Extract, from the records beneath this instruction, each line that contains the word "name".

-*-*-

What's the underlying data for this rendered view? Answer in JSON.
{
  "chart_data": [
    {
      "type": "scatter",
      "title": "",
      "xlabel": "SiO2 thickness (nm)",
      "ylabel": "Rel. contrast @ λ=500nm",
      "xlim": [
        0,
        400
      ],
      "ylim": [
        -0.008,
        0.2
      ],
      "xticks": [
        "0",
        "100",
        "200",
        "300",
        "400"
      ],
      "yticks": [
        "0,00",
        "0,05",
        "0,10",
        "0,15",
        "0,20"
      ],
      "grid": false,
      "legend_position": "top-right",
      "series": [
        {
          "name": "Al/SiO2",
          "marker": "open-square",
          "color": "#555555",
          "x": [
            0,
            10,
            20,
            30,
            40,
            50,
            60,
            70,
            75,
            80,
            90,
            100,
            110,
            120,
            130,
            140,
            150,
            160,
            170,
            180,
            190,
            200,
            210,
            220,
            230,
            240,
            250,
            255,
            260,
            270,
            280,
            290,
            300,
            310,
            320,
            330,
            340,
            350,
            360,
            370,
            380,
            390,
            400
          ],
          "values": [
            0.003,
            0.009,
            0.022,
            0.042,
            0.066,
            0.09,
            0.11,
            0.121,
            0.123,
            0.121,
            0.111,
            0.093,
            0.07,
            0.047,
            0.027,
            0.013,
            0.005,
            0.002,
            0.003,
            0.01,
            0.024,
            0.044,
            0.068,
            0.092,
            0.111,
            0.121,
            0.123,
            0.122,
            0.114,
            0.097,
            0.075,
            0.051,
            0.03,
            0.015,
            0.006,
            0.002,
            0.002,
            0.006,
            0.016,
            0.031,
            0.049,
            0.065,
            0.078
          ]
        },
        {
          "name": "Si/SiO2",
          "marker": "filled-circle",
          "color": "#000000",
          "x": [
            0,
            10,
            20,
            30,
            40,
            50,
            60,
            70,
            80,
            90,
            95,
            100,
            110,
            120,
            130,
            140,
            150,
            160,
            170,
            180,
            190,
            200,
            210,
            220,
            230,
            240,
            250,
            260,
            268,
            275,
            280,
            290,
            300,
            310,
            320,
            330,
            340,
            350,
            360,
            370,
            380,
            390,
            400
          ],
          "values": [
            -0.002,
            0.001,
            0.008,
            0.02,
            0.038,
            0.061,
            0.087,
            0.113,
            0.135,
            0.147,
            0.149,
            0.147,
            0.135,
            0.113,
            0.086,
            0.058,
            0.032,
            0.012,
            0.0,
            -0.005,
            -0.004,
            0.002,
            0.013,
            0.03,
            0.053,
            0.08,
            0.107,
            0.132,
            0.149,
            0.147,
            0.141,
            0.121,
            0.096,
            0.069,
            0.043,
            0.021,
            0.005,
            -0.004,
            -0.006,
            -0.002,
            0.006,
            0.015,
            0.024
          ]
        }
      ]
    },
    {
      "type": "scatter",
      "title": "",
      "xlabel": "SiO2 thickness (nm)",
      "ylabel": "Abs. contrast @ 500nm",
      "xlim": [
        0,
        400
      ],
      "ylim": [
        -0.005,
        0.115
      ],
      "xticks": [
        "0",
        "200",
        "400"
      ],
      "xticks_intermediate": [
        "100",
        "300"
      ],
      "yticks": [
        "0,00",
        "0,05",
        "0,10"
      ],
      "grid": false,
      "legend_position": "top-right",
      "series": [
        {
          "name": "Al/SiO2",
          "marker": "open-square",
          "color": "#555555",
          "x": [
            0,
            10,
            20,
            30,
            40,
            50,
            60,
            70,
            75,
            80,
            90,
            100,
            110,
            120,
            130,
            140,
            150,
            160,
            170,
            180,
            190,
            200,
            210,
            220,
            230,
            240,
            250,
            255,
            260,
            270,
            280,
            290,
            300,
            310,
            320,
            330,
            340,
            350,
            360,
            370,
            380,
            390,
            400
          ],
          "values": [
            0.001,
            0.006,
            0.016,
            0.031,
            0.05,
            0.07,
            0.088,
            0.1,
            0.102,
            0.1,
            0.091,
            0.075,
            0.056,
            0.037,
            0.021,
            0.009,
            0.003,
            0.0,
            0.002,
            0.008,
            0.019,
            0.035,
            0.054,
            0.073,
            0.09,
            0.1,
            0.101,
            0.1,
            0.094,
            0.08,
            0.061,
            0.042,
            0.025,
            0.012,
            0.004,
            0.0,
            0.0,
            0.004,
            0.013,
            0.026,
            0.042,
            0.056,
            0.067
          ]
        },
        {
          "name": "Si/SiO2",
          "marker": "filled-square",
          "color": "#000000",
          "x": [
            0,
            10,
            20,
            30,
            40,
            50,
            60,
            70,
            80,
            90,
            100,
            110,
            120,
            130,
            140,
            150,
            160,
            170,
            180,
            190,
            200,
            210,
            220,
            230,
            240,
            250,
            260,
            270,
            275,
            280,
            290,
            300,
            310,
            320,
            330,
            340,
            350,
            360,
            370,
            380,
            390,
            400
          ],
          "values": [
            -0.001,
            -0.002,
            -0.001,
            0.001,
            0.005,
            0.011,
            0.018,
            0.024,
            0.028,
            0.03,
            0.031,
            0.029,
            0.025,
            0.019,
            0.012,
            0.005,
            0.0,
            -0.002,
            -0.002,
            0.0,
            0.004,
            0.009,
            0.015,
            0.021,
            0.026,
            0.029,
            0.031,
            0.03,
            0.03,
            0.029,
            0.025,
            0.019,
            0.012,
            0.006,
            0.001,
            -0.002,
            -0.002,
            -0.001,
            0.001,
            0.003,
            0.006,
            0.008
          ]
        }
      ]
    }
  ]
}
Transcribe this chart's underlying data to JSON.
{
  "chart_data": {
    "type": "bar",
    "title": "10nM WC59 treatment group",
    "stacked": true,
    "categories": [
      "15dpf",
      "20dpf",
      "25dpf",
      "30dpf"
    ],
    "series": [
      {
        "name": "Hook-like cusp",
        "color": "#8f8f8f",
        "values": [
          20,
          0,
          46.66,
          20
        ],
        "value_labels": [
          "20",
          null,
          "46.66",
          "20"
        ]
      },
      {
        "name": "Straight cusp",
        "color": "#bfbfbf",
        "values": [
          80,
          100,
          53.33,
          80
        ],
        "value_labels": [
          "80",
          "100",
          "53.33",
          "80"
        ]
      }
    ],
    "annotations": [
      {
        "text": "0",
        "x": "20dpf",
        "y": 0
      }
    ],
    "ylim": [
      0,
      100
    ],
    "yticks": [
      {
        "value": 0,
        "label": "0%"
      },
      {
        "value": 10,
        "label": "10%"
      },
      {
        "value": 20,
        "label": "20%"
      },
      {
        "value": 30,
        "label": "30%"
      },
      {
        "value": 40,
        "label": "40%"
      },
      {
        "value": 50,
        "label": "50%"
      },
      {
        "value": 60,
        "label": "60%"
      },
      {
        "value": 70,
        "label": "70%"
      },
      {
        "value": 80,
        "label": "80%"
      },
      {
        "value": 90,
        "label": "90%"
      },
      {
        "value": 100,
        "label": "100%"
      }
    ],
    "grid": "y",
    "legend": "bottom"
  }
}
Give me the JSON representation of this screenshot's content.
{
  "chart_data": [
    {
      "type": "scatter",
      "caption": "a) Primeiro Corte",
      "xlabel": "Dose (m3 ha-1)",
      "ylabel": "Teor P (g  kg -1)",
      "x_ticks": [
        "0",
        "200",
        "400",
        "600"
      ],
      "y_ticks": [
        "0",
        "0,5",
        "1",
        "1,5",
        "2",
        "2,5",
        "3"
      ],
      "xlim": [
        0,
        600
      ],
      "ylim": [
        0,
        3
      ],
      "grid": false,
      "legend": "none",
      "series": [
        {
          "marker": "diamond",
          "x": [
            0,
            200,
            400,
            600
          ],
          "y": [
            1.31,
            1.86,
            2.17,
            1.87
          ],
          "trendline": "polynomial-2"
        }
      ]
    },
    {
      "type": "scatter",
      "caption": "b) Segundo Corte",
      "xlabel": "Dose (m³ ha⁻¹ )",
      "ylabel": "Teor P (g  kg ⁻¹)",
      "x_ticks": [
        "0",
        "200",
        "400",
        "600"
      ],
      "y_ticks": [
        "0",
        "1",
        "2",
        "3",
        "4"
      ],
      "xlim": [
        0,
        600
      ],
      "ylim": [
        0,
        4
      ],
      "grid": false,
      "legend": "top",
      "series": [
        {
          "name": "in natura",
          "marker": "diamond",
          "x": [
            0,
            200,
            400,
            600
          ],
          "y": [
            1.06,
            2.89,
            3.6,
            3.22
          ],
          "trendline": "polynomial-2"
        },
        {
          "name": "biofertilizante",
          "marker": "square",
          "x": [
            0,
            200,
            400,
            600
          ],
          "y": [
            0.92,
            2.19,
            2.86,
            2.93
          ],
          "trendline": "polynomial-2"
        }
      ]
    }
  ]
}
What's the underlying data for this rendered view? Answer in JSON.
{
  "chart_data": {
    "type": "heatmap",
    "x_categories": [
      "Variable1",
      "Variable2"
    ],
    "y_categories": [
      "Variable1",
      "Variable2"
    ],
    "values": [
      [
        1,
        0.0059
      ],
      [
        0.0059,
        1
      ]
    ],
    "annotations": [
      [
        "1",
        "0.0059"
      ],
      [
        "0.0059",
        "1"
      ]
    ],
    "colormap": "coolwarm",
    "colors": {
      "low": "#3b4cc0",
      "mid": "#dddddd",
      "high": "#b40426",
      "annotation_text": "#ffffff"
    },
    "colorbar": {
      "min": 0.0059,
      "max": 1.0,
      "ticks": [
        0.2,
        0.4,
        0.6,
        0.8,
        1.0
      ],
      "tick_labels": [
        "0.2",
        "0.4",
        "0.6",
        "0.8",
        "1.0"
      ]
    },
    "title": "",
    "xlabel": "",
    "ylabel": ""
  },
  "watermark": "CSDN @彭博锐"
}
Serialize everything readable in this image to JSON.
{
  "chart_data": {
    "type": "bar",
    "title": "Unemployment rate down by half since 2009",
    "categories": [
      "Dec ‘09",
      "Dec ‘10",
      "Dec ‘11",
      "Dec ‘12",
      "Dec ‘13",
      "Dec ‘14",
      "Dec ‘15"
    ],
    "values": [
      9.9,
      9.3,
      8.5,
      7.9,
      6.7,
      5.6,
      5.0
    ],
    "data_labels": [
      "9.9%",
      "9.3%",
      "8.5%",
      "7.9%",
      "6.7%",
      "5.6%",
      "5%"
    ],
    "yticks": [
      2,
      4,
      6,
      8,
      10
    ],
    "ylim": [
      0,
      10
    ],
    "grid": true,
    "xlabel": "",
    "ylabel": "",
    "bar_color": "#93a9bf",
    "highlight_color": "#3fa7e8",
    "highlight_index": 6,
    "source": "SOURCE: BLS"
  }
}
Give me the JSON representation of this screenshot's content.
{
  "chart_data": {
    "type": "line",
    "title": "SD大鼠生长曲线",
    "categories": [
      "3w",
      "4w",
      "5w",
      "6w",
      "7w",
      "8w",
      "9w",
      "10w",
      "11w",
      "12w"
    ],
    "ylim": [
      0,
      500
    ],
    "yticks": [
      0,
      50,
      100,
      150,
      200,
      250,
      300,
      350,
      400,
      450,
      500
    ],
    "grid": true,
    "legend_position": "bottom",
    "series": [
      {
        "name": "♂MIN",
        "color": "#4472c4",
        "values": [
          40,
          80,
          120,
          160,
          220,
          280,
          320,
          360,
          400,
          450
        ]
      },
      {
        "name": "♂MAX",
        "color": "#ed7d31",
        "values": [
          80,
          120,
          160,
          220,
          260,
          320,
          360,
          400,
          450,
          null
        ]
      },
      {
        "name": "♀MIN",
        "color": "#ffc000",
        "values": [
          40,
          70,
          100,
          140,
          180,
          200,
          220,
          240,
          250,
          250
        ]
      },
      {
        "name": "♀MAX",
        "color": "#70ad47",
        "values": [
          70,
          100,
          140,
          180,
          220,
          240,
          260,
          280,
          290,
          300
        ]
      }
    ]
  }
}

-*-*-

▶ RESULT OF THIS EXERCISE
          "name": "Al/SiO2",
          "name": "Si/SiO2",
          "name": "Al/SiO2",
          "name": "Si/SiO2",
        "name": "Hook-like cusp",
        "name": "Straight cusp",
          "name": "in natura",
          "name": "biofertilizante",
        "name": "♂MIN",
        "name": "♂MAX",
        "name": "♀MIN",
        "name": "♀MAX",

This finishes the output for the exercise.